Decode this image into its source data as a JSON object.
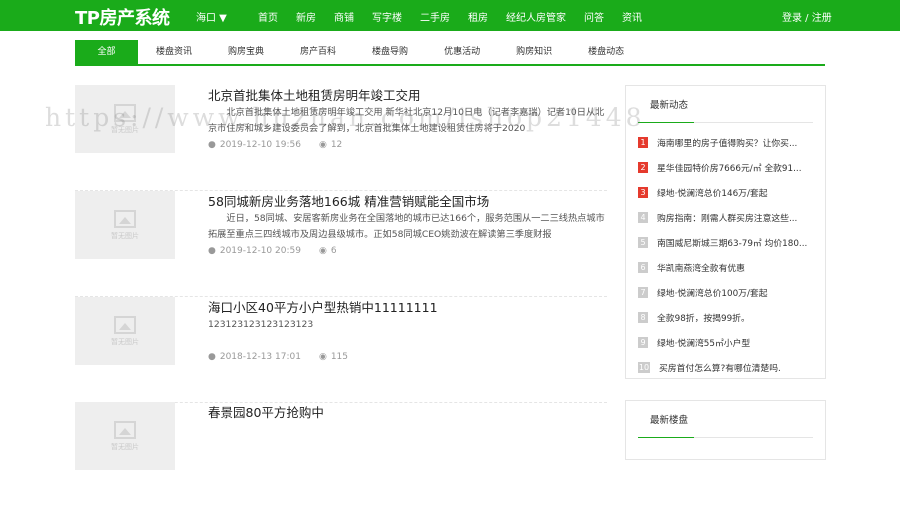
{
  "header": {
    "logo": "TP房产系统",
    "city": "海口 ▼",
    "nav": [
      "首页",
      "新房",
      "商铺",
      "写字楼",
      "二手房",
      "租房",
      "经纪人房管家",
      "问答",
      "资讯"
    ],
    "login": "登录 / 注册"
  },
  "tabs": [
    "全部",
    "楼盘资讯",
    "购房宝典",
    "房产百科",
    "楼盘导购",
    "优惠活动",
    "购房知识",
    "楼盘动态"
  ],
  "placeholder": "暂无图片",
  "articles": [
    {
      "title": "北京首批集体土地租赁房明年竣工交用",
      "desc": "北京首批集体土地租赁房明年竣工交用      新华社北京12月10日电（记者李嘉瑞）记者10日从北京市住房和城乡建设委员会了解到，北京首批集体土地建设租赁住房将于2020",
      "date": "2019-12-10 19:56",
      "views": "12"
    },
    {
      "title": "58同城新房业务落地166城 精准营销赋能全国市场",
      "desc": "近日，58同城、安居客新房业务在全国落地的城市已达166个，服务范围从一二三线热点城市拓展至重点三四线城市及周边县级城市。正如58同城CEO姚劲波在解读第三季度财报",
      "date": "2019-12-10 20:59",
      "views": "6"
    },
    {
      "title": "海口小区40平方小户型热销中11111111",
      "desc": "123123123123123123",
      "date": "2018-12-13 17:01",
      "views": "115"
    },
    {
      "title": "春景园80平方抢购中",
      "desc": "",
      "date": "",
      "views": ""
    }
  ],
  "sidebar": {
    "news_title": "最新动态",
    "news": [
      "海南哪里的房子值得购买？让你买...",
      "星华佳园特价房7666元/㎡ 全款91...",
      "绿地·悦澜湾总价146万/套起",
      "购房指南：刚需人群买房注意这些...",
      "南国威尼斯城三期63-79㎡ 均价180...",
      "华凯南燕湾全款有优惠",
      "绿地·悦澜湾总价100万/套起",
      "全款98折，按揭99折。",
      "绿地·悦澜湾55㎡小户型",
      "买房首付怎么算?有哪位清楚吗."
    ],
    "estates_title": "最新楼盘"
  },
  "watermark": "https://www.huzhan.com/ishop21448"
}
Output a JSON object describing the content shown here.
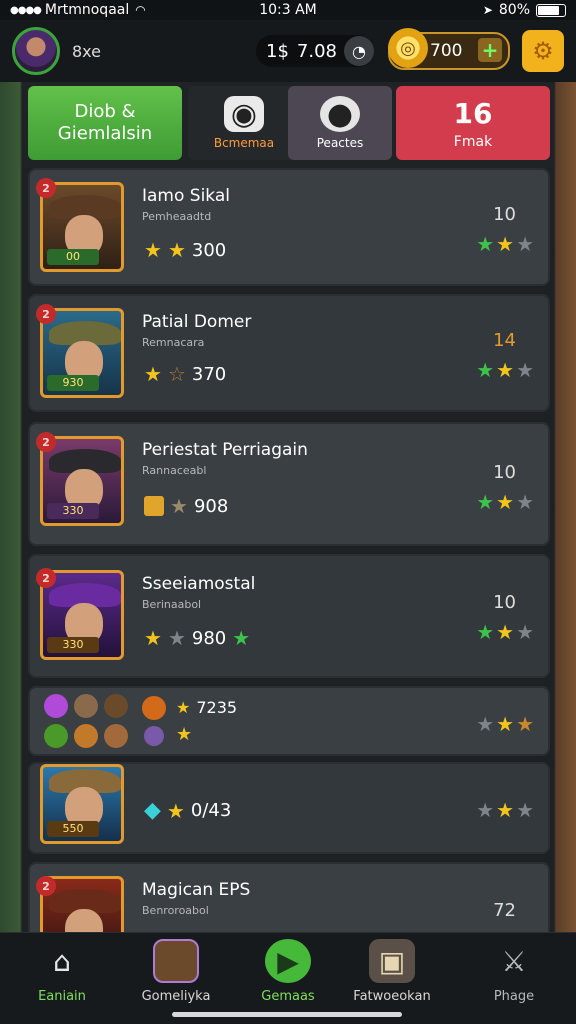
{
  "status_bar": {
    "carrier": "Mrtmnoqaal",
    "time": "10:3 AM",
    "battery": "80%"
  },
  "header": {
    "username": "8xe",
    "timer_value": "7.08",
    "timer_prefix": "1$",
    "coins": "700",
    "colors": {
      "accent_gold": "#f2b21c",
      "green": "#4fae40",
      "red": "#d33c4c"
    }
  },
  "tabs": [
    {
      "label": "Diob &\nGiemlalsin",
      "active": true
    },
    {
      "label": "Bcmemaa",
      "icon": "robot-icon"
    },
    {
      "label": "Peactes",
      "icon": "dog-icon"
    },
    {
      "value": "16",
      "label": "Fmak"
    }
  ],
  "cards": [
    {
      "badge": "2",
      "name": "Iamo Sikal",
      "subtitle": "Pemheaadtd",
      "score": "300",
      "level": "00",
      "rank": "10"
    },
    {
      "badge": "2",
      "name": "Patial Domer",
      "subtitle": "Remnacara",
      "score": "370",
      "level": "930",
      "rank": "14"
    },
    {
      "badge": "2",
      "name": "Periestat Perriagain",
      "subtitle": "Rannaceabl",
      "score": "908",
      "level": "330",
      "rank": "10"
    },
    {
      "badge": "2",
      "name": "Sseeiamostal",
      "subtitle": "Berinaabol",
      "score": "980",
      "level": "330",
      "rank": "10"
    },
    {
      "score": "7235"
    },
    {
      "score": "0/43",
      "level": "550"
    },
    {
      "badge": "2",
      "name": "Magican EPS",
      "subtitle": "Benroroabol",
      "rank": "72"
    }
  ],
  "nav": [
    {
      "label": "Eaniain",
      "icon": "home-icon"
    },
    {
      "label": "Gomeliyka",
      "icon": "hero-icon"
    },
    {
      "label": "Gemaas",
      "icon": "play-icon"
    },
    {
      "label": "Fatwoeokan",
      "icon": "chest-icon"
    },
    {
      "label": "Phage",
      "icon": "sword-icon"
    }
  ]
}
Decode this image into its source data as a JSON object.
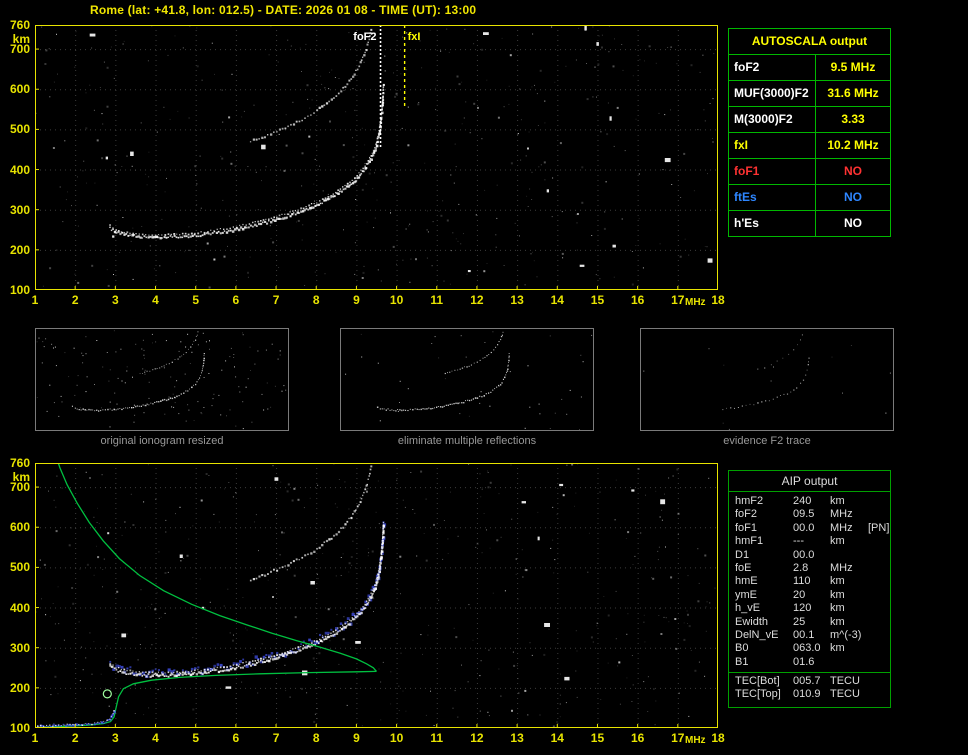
{
  "title": "Rome (lat: +41.8, lon: 012.5) - DATE: 2026 01 08 - TIME (UT): 13:00",
  "colors": {
    "background": "#000000",
    "axis_yellow": "#e8e400",
    "grid_gray": "#3c3c3c",
    "title_yellow": "#f0e600",
    "autoscala_border_green": "#00b800",
    "aip_border_green": "#00a000",
    "trace_white": "#ffffff",
    "profile_green": "#00c040",
    "overlay_blue": "#4858ff",
    "caption_gray": "#989898",
    "value_yellow": "#ffff00",
    "alert_red": "#ff3232",
    "info_blue": "#2e86ff",
    "aip_text": "#dcdcdc"
  },
  "autoscala_table": {
    "title": "AUTOSCALA output",
    "rows": [
      {
        "param": "foF2",
        "value": "9.5 MHz",
        "param_color": "#ffffff",
        "value_color": "#ffff00"
      },
      {
        "param": "MUF(3000)F2",
        "value": "31.6 MHz",
        "param_color": "#ffffff",
        "value_color": "#ffff00"
      },
      {
        "param": "M(3000)F2",
        "value": "3.33",
        "param_color": "#ffffff",
        "value_color": "#ffff00"
      },
      {
        "param": "fxI",
        "value": "10.2 MHz",
        "param_color": "#ffff00",
        "value_color": "#ffff00"
      },
      {
        "param": "foF1",
        "value": "NO",
        "param_color": "#ff3232",
        "value_color": "#ff3232"
      },
      {
        "param": "ftEs",
        "value": "NO",
        "param_color": "#2e86ff",
        "value_color": "#2e86ff"
      },
      {
        "param": "h'Es",
        "value": "NO",
        "param_color": "#ffffff",
        "value_color": "#ffffff"
      }
    ]
  },
  "aip_table": {
    "title": "AIP output",
    "rows": [
      {
        "name": "hmF2",
        "value": "240",
        "unit": "km",
        "note": ""
      },
      {
        "name": "foF2",
        "value": "09.5",
        "unit": "MHz",
        "note": ""
      },
      {
        "name": "foF1",
        "value": "00.0",
        "unit": "MHz",
        "note": "[PN]"
      },
      {
        "name": "hmF1",
        "value": "---",
        "unit": "km",
        "note": ""
      },
      {
        "name": "D1",
        "value": "00.0",
        "unit": "",
        "note": ""
      },
      {
        "name": "foE",
        "value": "2.8",
        "unit": "MHz",
        "note": ""
      },
      {
        "name": "hmE",
        "value": "110",
        "unit": "km",
        "note": ""
      },
      {
        "name": "ymE",
        "value": "20",
        "unit": "km",
        "note": ""
      },
      {
        "name": "h_vE",
        "value": "120",
        "unit": "km",
        "note": ""
      },
      {
        "name": "Ewidth",
        "value": "25",
        "unit": "km",
        "note": ""
      },
      {
        "name": "DelN_vE",
        "value": "00.1",
        "unit": "m^(-3)",
        "note": ""
      },
      {
        "name": "B0",
        "value": "063.0",
        "unit": "km",
        "note": ""
      },
      {
        "name": "B1",
        "value": "01.6",
        "unit": "",
        "note": ""
      }
    ],
    "tec_rows": [
      {
        "name": "TEC[Bot]",
        "value": "005.7",
        "unit": "TECU",
        "note": ""
      },
      {
        "name": "TEC[Top]",
        "value": "010.9",
        "unit": "TECU",
        "note": ""
      }
    ]
  },
  "thumbnails": [
    {
      "caption": "original ionogram resized"
    },
    {
      "caption": "eliminate multiple reflections"
    },
    {
      "caption": "evidence F2 trace"
    }
  ],
  "chart_data": {
    "type": "scatter",
    "xlabel": "MHz",
    "ylabel": "km",
    "xlim": [
      1,
      18
    ],
    "ylim": [
      100,
      760
    ],
    "x_ticks": [
      1,
      2,
      3,
      4,
      5,
      6,
      7,
      8,
      9,
      10,
      11,
      12,
      13,
      14,
      15,
      16,
      17,
      18
    ],
    "y_ticks": [
      760,
      700,
      600,
      500,
      400,
      300,
      200,
      100
    ],
    "foF2_line_mhz": 9.6,
    "fxI_line_mhz": 10.2,
    "labels": {
      "foF2_label": "foF2",
      "fxI_label": "fxI"
    },
    "marker_ehf1": [
      2.8,
      185
    ],
    "traces": {
      "f2_virtual_height": [
        [
          2.85,
          256
        ],
        [
          3.0,
          246
        ],
        [
          3.2,
          240
        ],
        [
          3.5,
          236
        ],
        [
          3.9,
          233
        ],
        [
          4.3,
          233
        ],
        [
          4.8,
          236
        ],
        [
          5.2,
          240
        ],
        [
          5.6,
          246
        ],
        [
          6.0,
          253
        ],
        [
          6.4,
          262
        ],
        [
          6.8,
          272
        ],
        [
          7.2,
          284
        ],
        [
          7.6,
          298
        ],
        [
          8.0,
          314
        ],
        [
          8.35,
          332
        ],
        [
          8.7,
          354
        ],
        [
          9.0,
          380
        ],
        [
          9.2,
          404
        ],
        [
          9.35,
          430
        ],
        [
          9.47,
          458
        ],
        [
          9.55,
          492
        ],
        [
          9.6,
          530
        ],
        [
          9.64,
          575
        ],
        [
          9.66,
          615
        ]
      ],
      "second_hop": [
        [
          6.35,
          472
        ],
        [
          6.7,
          484
        ],
        [
          7.0,
          497
        ],
        [
          7.35,
          512
        ],
        [
          7.7,
          530
        ],
        [
          8.0,
          549
        ],
        [
          8.3,
          571
        ],
        [
          8.6,
          597
        ],
        [
          8.85,
          627
        ],
        [
          9.05,
          660
        ],
        [
          9.2,
          695
        ],
        [
          9.3,
          727
        ],
        [
          9.36,
          760
        ]
      ],
      "profile_bottomside": [
        [
          1.0,
          101
        ],
        [
          1.7,
          104
        ],
        [
          2.3,
          107
        ],
        [
          2.7,
          111
        ],
        [
          2.88,
          116
        ],
        [
          2.97,
          128
        ],
        [
          3.02,
          152
        ],
        [
          3.08,
          178
        ],
        [
          3.2,
          198
        ],
        [
          3.45,
          210
        ],
        [
          3.9,
          219
        ],
        [
          4.6,
          226
        ],
        [
          5.5,
          231
        ],
        [
          6.6,
          235
        ],
        [
          7.8,
          238
        ],
        [
          9.0,
          240
        ],
        [
          9.5,
          241
        ]
      ],
      "profile_topside": [
        [
          9.5,
          241
        ],
        [
          9.42,
          250
        ],
        [
          9.25,
          260
        ],
        [
          9.0,
          272
        ],
        [
          8.6,
          286
        ],
        [
          8.1,
          301
        ],
        [
          7.5,
          318
        ],
        [
          6.9,
          336
        ],
        [
          6.3,
          356
        ],
        [
          5.6,
          380
        ],
        [
          4.9,
          408
        ],
        [
          4.2,
          442
        ],
        [
          3.6,
          480
        ],
        [
          3.1,
          522
        ],
        [
          2.7,
          566
        ],
        [
          2.35,
          612
        ],
        [
          2.05,
          660
        ],
        [
          1.8,
          706
        ],
        [
          1.62,
          748
        ],
        [
          1.58,
          760
        ]
      ],
      "e_layer": [
        [
          1.05,
          106
        ],
        [
          1.5,
          108
        ],
        [
          2.0,
          110
        ],
        [
          2.4,
          112
        ],
        [
          2.7,
          116
        ],
        [
          2.85,
          124
        ],
        [
          2.93,
          138
        ],
        [
          2.97,
          152
        ]
      ]
    }
  }
}
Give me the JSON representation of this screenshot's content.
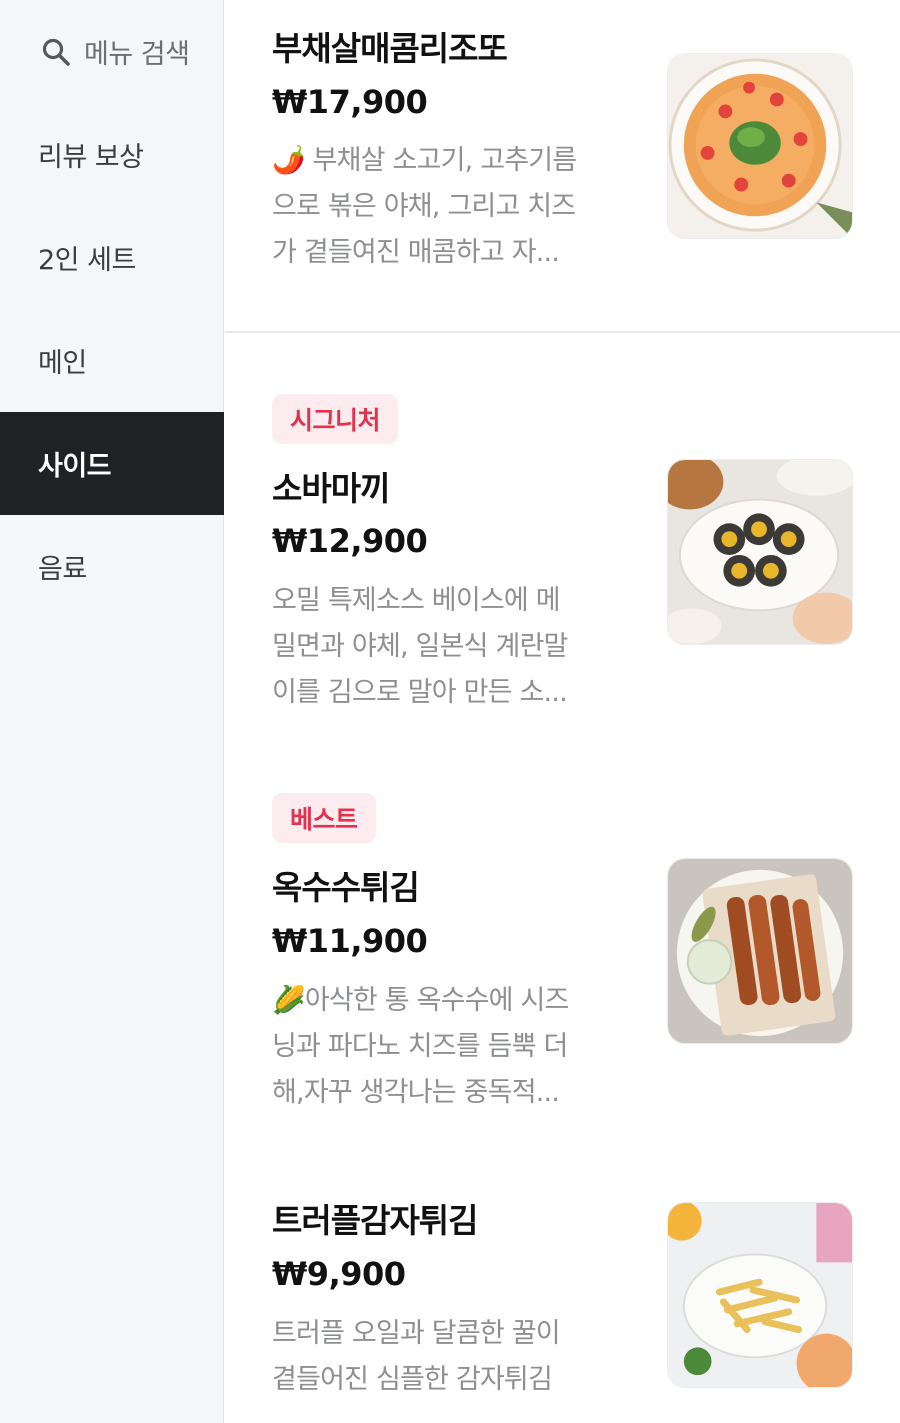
{
  "sidebar": {
    "search_label": "메뉴 검색",
    "items": [
      {
        "label": "리뷰 보상"
      },
      {
        "label": "2인 세트"
      },
      {
        "label": "메인"
      },
      {
        "label": "사이드",
        "active": true
      },
      {
        "label": "음료"
      }
    ]
  },
  "menu": [
    {
      "name": "부채살매콤리조또",
      "price": "₩17,900",
      "description_lines": [
        "🌶️ 부채살 소고기, 고추기름",
        "으로 볶은 야채, 그리고 치즈",
        "가 곁들여진 매콤하고 자..."
      ],
      "image_icon": "risotto-photo"
    },
    {
      "badge": "시그니처",
      "name": "소바마끼",
      "price": "₩12,900",
      "description_lines": [
        "오밀 특제소스 베이스에 메",
        "밀면과 야체, 일본식 계란말",
        "이를 김으로 말아 만든 소..."
      ],
      "image_icon": "soba-maki-photo"
    },
    {
      "badge": "베스트",
      "name": "옥수수튀김",
      "price": "₩11,900",
      "description_lines": [
        "🌽아삭한 통 옥수수에 시즈",
        "닝과 파다노 치즈를 듬뿍 더",
        "해,자꾸 생각나는 중독적..."
      ],
      "image_icon": "fried-corn-photo"
    },
    {
      "name": "트러플감자튀김",
      "price": "₩9,900",
      "description_lines": [
        "트러플 오일과 달콤한 꿀이",
        "곁들어진 심플한 감자튀김"
      ],
      "image_icon": "truffle-fries-photo"
    }
  ],
  "colors": {
    "sidebar_bg": "#f5f6f8",
    "active_bg": "#202124",
    "badge_bg": "#fdecef",
    "badge_text": "#e2324e",
    "desc_text": "#8d8f93"
  }
}
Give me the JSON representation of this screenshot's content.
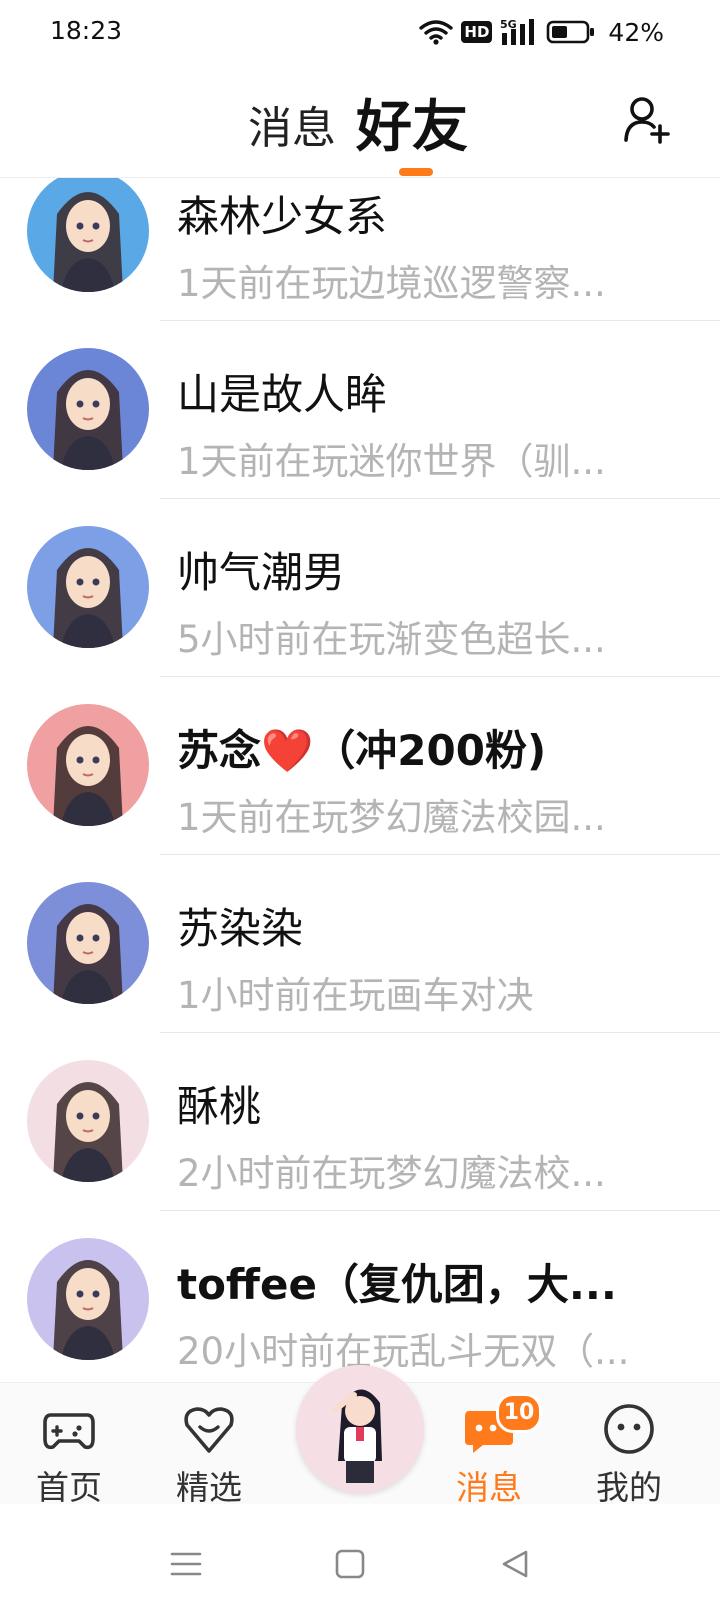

● Short problem: Gather and return every line that holds the string "北京首批集体土地租赁房明年竣工交用".

● The output:
      "title": "北京首批集体土地租赁房明年竣工交用",
      "desc": "北京首批集体土地租赁房明年竣工交用      新华社北京12月10日电（记者李嘉瑞）记者10日从北京市住房和城乡建设委员会了解到，北京首批集体土地建设租赁住房将于2020",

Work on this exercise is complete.